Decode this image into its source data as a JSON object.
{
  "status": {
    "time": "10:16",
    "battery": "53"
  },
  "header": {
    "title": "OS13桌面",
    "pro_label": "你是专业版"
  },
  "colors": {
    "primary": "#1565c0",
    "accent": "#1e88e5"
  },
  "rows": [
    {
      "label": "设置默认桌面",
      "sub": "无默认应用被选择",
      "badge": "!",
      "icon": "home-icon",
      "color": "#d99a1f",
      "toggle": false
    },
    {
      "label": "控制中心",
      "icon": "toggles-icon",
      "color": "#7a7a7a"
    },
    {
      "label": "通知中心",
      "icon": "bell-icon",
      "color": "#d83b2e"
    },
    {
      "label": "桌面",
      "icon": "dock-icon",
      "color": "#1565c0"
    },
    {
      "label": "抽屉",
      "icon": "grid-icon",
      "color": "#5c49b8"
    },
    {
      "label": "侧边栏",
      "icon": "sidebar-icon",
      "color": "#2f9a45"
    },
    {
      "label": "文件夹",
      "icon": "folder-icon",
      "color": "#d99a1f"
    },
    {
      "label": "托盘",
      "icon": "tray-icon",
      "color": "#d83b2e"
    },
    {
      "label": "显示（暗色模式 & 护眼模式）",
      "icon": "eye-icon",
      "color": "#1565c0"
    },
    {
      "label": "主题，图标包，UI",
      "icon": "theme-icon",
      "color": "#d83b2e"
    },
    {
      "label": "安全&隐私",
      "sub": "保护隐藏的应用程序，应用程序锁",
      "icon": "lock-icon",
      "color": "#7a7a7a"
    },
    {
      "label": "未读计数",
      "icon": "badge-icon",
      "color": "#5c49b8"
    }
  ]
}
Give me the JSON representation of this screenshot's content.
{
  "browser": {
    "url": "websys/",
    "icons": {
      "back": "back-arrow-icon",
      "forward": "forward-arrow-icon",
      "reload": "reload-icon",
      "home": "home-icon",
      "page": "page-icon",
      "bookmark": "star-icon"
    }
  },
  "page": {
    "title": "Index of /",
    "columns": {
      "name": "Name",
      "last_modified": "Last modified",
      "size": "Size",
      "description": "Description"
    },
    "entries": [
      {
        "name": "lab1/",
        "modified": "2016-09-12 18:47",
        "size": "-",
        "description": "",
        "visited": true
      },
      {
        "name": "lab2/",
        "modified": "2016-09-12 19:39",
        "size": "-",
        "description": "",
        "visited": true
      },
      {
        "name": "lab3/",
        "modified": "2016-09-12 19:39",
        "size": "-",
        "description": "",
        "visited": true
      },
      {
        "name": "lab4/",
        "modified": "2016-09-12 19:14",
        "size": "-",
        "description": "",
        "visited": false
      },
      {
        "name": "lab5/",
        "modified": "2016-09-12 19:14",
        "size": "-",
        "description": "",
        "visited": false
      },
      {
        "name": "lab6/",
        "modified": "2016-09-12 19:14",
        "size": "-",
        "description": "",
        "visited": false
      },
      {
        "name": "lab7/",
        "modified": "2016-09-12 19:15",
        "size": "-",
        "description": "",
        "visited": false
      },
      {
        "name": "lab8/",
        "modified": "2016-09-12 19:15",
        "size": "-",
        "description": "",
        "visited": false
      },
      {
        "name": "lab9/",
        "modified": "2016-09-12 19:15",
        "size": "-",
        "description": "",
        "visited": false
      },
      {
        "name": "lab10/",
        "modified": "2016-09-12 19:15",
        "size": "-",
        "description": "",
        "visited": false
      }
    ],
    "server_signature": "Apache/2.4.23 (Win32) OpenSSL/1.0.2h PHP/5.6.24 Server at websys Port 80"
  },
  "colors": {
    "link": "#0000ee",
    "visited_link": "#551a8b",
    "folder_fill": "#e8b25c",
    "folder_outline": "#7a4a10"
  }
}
---
Repeat the records exactly, including every line.

**Task response**
Decode this image into its source data as a JSON object.
{
  "status": {
    "time": "10:16",
    "battery": "53"
  },
  "header": {
    "title": "OS13桌面",
    "pro_label": "你是专业版"
  },
  "colors": {
    "primary": "#1565c0",
    "accent": "#1e88e5"
  },
  "rows": [
    {
      "label": "设置默认桌面",
      "sub": "无默认应用被选择",
      "badge": "!",
      "icon": "home-icon",
      "color": "#d99a1f",
      "toggle": false
    },
    {
      "label": "控制中心",
      "icon": "toggles-icon",
      "color": "#7a7a7a"
    },
    {
      "label": "通知中心",
      "icon": "bell-icon",
      "color": "#d83b2e"
    },
    {
      "label": "桌面",
      "icon": "dock-icon",
      "color": "#1565c0"
    },
    {
      "label": "抽屉",
      "icon": "grid-icon",
      "color": "#5c49b8"
    },
    {
      "label": "侧边栏",
      "icon": "sidebar-icon",
      "color": "#2f9a45"
    },
    {
      "label": "文件夹",
      "icon": "folder-icon",
      "color": "#d99a1f"
    },
    {
      "label": "托盘",
      "icon": "tray-icon",
      "color": "#d83b2e"
    },
    {
      "label": "显示（暗色模式 & 护眼模式）",
      "icon": "eye-icon",
      "color": "#1565c0"
    },
    {
      "label": "主题，图标包，UI",
      "icon": "theme-icon",
      "color": "#d83b2e"
    },
    {
      "label": "安全&隐私",
      "sub": "保护隐藏的应用程序，应用程序锁",
      "icon": "lock-icon",
      "color": "#7a7a7a"
    },
    {
      "label": "未读计数",
      "icon": "badge-icon",
      "color": "#5c49b8"
    }
  ]
}
Give me the JSON representation of this screenshot's content.
{
  "browser": {
    "url": "websys/",
    "icons": {
      "back": "back-arrow-icon",
      "forward": "forward-arrow-icon",
      "reload": "reload-icon",
      "home": "home-icon",
      "page": "page-icon",
      "bookmark": "star-icon"
    }
  },
  "page": {
    "title": "Index of /",
    "columns": {
      "name": "Name",
      "last_modified": "Last modified",
      "size": "Size",
      "description": "Description"
    },
    "entries": [
      {
        "name": "lab1/",
        "modified": "2016-09-12 18:47",
        "size": "-",
        "description": "",
        "visited": true
      },
      {
        "name": "lab2/",
        "modified": "2016-09-12 19:39",
        "size": "-",
        "description": "",
        "visited": true
      },
      {
        "name": "lab3/",
        "modified": "2016-09-12 19:39",
        "size": "-",
        "description": "",
        "visited": true
      },
      {
        "name": "lab4/",
        "modified": "2016-09-12 19:14",
        "size": "-",
        "description": "",
        "visited": false
      },
      {
        "name": "lab5/",
        "modified": "2016-09-12 19:14",
        "size": "-",
        "description": "",
        "visited": false
      },
      {
        "name": "lab6/",
        "modified": "2016-09-12 19:14",
        "size": "-",
        "description": "",
        "visited": false
      },
      {
        "name": "lab7/",
        "modified": "2016-09-12 19:15",
        "size": "-",
        "description": "",
        "visited": false
      },
      {
        "name": "lab8/",
        "modified": "2016-09-12 19:15",
        "size": "-",
        "description": "",
        "visited": false
      },
      {
        "name": "lab9/",
        "modified": "2016-09-12 19:15",
        "size": "-",
        "description": "",
        "visited": false
      },
      {
        "name": "lab10/",
        "modified": "2016-09-12 19:15",
        "size": "-",
        "description": "",
        "visited": false
      }
    ],
    "server_signature": "Apache/2.4.23 (Win32) OpenSSL/1.0.2h PHP/5.6.24 Server at websys Port 80"
  },
  "colors": {
    "link": "#0000ee",
    "visited_link": "#551a8b",
    "folder_fill": "#e8b25c",
    "folder_outline": "#7a4a10"
  }
}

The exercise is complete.